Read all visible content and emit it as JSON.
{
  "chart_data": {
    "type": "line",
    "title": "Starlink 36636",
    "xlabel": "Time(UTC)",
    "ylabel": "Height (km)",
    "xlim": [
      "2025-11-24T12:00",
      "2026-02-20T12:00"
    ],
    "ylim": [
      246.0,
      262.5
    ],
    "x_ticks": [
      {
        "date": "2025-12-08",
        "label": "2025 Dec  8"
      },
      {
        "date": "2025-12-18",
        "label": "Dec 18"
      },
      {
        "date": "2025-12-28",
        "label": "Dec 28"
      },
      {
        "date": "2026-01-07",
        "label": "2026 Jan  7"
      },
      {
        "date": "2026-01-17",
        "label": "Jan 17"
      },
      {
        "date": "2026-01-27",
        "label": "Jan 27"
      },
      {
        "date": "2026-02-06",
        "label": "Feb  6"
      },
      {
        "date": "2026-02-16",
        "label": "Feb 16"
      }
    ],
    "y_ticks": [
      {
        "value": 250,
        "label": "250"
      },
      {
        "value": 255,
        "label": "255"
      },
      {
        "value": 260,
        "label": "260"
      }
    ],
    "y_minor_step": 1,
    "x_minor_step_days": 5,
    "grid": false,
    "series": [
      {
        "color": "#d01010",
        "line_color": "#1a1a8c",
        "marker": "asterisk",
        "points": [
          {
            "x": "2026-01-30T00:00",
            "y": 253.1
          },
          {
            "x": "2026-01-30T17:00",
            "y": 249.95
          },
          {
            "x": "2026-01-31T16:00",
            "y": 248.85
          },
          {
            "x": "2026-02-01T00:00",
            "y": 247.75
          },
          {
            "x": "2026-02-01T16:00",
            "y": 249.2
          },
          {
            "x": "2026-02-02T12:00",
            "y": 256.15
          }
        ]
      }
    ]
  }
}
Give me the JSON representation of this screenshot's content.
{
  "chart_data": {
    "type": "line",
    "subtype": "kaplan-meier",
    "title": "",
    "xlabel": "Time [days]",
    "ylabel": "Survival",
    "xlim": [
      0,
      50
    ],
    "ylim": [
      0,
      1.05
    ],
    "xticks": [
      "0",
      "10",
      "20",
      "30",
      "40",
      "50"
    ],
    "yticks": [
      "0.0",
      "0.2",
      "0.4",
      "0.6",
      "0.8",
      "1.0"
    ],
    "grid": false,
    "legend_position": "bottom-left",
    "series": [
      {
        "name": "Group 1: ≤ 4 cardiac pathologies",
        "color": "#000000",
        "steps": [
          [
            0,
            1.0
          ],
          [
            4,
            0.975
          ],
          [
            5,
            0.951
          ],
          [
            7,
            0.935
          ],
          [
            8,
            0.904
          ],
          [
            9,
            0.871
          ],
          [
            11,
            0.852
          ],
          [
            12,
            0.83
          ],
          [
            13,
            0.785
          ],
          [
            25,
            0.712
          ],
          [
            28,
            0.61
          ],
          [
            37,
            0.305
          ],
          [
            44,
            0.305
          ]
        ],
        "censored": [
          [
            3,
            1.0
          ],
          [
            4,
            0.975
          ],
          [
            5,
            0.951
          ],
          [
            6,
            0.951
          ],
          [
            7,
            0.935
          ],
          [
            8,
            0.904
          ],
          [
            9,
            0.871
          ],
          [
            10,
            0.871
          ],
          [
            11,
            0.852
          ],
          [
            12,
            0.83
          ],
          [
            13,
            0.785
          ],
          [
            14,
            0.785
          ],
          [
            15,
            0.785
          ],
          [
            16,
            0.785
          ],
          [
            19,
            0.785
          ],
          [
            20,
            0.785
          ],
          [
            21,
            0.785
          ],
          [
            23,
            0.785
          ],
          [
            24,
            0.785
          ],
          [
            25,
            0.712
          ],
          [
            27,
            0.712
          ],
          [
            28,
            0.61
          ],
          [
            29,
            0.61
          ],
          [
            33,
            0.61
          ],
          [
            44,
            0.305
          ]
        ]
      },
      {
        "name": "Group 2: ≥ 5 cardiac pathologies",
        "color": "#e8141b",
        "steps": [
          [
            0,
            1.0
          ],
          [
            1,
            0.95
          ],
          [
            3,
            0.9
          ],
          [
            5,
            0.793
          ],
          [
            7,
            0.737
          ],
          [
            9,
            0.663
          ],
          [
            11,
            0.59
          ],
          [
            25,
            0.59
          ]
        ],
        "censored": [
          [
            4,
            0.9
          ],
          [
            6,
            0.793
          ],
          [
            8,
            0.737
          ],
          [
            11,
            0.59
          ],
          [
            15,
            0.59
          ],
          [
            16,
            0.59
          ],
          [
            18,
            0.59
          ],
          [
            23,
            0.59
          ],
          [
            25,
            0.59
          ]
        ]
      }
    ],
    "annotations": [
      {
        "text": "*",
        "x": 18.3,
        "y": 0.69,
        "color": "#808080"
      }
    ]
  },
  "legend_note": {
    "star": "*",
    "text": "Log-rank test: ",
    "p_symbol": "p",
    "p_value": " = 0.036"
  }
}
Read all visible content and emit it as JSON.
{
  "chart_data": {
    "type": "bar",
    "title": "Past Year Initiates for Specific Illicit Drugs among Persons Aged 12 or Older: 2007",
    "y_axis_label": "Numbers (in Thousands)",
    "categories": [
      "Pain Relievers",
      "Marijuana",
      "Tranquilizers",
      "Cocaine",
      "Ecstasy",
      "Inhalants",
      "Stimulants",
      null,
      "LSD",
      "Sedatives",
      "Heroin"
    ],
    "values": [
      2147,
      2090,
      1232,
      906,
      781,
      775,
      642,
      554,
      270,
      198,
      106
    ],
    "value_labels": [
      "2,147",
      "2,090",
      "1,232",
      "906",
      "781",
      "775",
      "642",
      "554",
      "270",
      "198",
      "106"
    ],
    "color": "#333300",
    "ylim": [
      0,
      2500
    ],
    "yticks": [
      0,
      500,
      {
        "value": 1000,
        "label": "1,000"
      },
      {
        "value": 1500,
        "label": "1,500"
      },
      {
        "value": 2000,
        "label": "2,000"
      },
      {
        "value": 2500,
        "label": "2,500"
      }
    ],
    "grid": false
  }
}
◆ ◆ ◆ ◆ ◆
**Description of the task:**
Tally the lines holding the string "cardiac" and give only the count.

**The output:**
2